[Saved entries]
--------

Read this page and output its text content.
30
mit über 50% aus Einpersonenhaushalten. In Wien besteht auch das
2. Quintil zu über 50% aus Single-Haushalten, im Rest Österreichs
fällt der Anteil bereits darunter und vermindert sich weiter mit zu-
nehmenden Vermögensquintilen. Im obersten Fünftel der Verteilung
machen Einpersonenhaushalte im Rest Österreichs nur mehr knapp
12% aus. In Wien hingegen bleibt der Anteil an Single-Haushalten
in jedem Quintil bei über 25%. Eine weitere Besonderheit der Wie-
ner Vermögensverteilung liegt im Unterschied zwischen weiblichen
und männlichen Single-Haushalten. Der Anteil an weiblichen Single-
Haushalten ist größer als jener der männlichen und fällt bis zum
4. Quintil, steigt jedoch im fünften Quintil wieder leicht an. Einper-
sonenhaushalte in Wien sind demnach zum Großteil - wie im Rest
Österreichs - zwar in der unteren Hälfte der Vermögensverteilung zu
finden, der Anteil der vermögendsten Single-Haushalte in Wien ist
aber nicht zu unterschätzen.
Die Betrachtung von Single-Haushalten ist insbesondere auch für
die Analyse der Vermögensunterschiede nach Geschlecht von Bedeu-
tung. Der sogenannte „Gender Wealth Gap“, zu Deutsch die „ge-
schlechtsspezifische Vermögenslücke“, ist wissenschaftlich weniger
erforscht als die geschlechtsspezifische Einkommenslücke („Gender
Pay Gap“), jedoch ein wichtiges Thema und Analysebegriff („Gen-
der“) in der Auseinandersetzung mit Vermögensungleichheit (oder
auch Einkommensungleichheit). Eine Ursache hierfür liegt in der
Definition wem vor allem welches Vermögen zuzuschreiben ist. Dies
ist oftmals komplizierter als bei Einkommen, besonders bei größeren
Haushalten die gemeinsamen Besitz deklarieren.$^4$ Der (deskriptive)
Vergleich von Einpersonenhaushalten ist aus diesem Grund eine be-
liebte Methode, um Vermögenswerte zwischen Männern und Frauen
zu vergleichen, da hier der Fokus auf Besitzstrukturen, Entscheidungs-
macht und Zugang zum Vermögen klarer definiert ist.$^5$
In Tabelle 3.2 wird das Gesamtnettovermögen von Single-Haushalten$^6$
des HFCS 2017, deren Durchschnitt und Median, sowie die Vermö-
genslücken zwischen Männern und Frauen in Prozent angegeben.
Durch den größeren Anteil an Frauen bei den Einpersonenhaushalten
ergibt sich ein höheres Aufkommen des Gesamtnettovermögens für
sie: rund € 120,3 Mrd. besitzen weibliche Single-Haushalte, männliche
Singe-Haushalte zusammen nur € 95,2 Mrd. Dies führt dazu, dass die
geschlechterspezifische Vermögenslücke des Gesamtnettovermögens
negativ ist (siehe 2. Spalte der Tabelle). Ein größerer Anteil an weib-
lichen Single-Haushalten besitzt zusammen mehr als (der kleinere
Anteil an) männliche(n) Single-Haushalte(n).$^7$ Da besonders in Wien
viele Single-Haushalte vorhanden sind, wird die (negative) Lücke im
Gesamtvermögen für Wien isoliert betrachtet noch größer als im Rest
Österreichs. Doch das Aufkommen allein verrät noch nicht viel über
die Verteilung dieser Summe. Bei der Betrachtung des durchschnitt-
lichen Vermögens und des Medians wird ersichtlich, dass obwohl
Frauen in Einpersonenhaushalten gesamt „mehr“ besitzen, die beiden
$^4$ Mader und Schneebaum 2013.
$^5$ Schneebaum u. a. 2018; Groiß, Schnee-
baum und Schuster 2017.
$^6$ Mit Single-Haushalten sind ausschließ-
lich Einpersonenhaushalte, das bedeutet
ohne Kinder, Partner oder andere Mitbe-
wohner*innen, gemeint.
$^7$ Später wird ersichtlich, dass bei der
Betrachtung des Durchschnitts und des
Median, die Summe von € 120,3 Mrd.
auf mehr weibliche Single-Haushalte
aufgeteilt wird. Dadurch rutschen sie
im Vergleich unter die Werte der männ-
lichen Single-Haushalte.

--------

Directions:
Print every entry exactly as written.

The result:
Read this page and output its text content.
30
mit über 50% aus Einpersonenhaushalten. In Wien besteht auch das
2. Quintil zu über 50% aus Single-Haushalten, im Rest Österreichs
fällt der Anteil bereits darunter und vermindert sich weiter mit zu-
nehmenden Vermögensquintilen. Im obersten Fünftel der Verteilung
machen Einpersonenhaushalte im Rest Österreichs nur mehr knapp
12% aus. In Wien hingegen bleibt der Anteil an Single-Haushalten
in jedem Quintil bei über 25%. Eine weitere Besonderheit der Wie-
ner Vermögensverteilung liegt im Unterschied zwischen weiblichen
und männlichen Single-Haushalten. Der Anteil an weiblichen Single-
Haushalten ist größer als jener der männlichen und fällt bis zum
4. Quintil, steigt jedoch im fünften Quintil wieder leicht an. Einper-
sonenhaushalte in Wien sind demnach zum Großteil - wie im Rest
Österreichs - zwar in der unteren Hälfte der Vermögensverteilung zu
finden, der Anteil der vermögendsten Single-Haushalte in Wien ist
aber nicht zu unterschätzen.
Die Betrachtung von Single-Haushalten ist insbesondere auch für
die Analyse der Vermögensunterschiede nach Geschlecht von Bedeu-
tung. Der sogenannte „Gender Wealth Gap“, zu Deutsch die „ge-
schlechtsspezifische Vermögenslücke“, ist wissenschaftlich weniger
erforscht als die geschlechtsspezifische Einkommenslücke („Gender
Pay Gap“), jedoch ein wichtiges Thema und Analysebegriff („Gen-
der“) in der Auseinandersetzung mit Vermögensungleichheit (oder
auch Einkommensungleichheit). Eine Ursache hierfür liegt in der
Definition wem vor allem welches Vermögen zuzuschreiben ist. Dies
ist oftmals komplizierter als bei Einkommen, besonders bei größeren
Haushalten die gemeinsamen Besitz deklarieren.$^4$ Der (deskriptive)
Vergleich von Einpersonenhaushalten ist aus diesem Grund eine be-
liebte Methode, um Vermögenswerte zwischen Männern und Frauen
zu vergleichen, da hier der Fokus auf Besitzstrukturen, Entscheidungs-
macht und Zugang zum Vermögen klarer definiert ist.$^5$
In Tabelle 3.2 wird das Gesamtnettovermögen von Single-Haushalten$^6$
des HFCS 2017, deren Durchschnitt und Median, sowie die Vermö-
genslücken zwischen Männern und Frauen in Prozent angegeben.
Durch den größeren Anteil an Frauen bei den Einpersonenhaushalten
ergibt sich ein höheres Aufkommen des Gesamtnettovermögens für
sie: rund € 120,3 Mrd. besitzen weibliche Single-Haushalte, männliche
Singe-Haushalte zusammen nur € 95,2 Mrd. Dies führt dazu, dass die
geschlechterspezifische Vermögenslücke des Gesamtnettovermögens
negativ ist (siehe 2. Spalte der Tabelle). Ein größerer Anteil an weib-
lichen Single-Haushalten besitzt zusammen mehr als (der kleinere
Anteil an) männliche(n) Single-Haushalte(n).$^7$ Da besonders in Wien
viele Single-Haushalte vorhanden sind, wird die (negative) Lücke im
Gesamtvermögen für Wien isoliert betrachtet noch größer als im Rest
Österreichs. Doch das Aufkommen allein verrät noch nicht viel über
die Verteilung dieser Summe. Bei der Betrachtung des durchschnitt-
lichen Vermögens und des Medians wird ersichtlich, dass obwohl
Frauen in Einpersonenhaushalten gesamt „mehr“ besitzen, die beiden
$^4$ Mader und Schneebaum 2013.
$^5$ Schneebaum u. a. 2018; Groiß, Schnee-
baum und Schuster 2017.
$^6$ Mit Single-Haushalten sind ausschließ-
lich Einpersonenhaushalte, das bedeutet
ohne Kinder, Partner oder andere Mitbe-
wohner*innen, gemeint.
$^7$ Später wird ersichtlich, dass bei der
Betrachtung des Durchschnitts und des
Median, die Summe von € 120,3 Mrd.
auf mehr weibliche Single-Haushalte
aufgeteilt wird. Dadurch rutschen sie
im Vergleich unter die Werte der männ-
lichen Single-Haushalte.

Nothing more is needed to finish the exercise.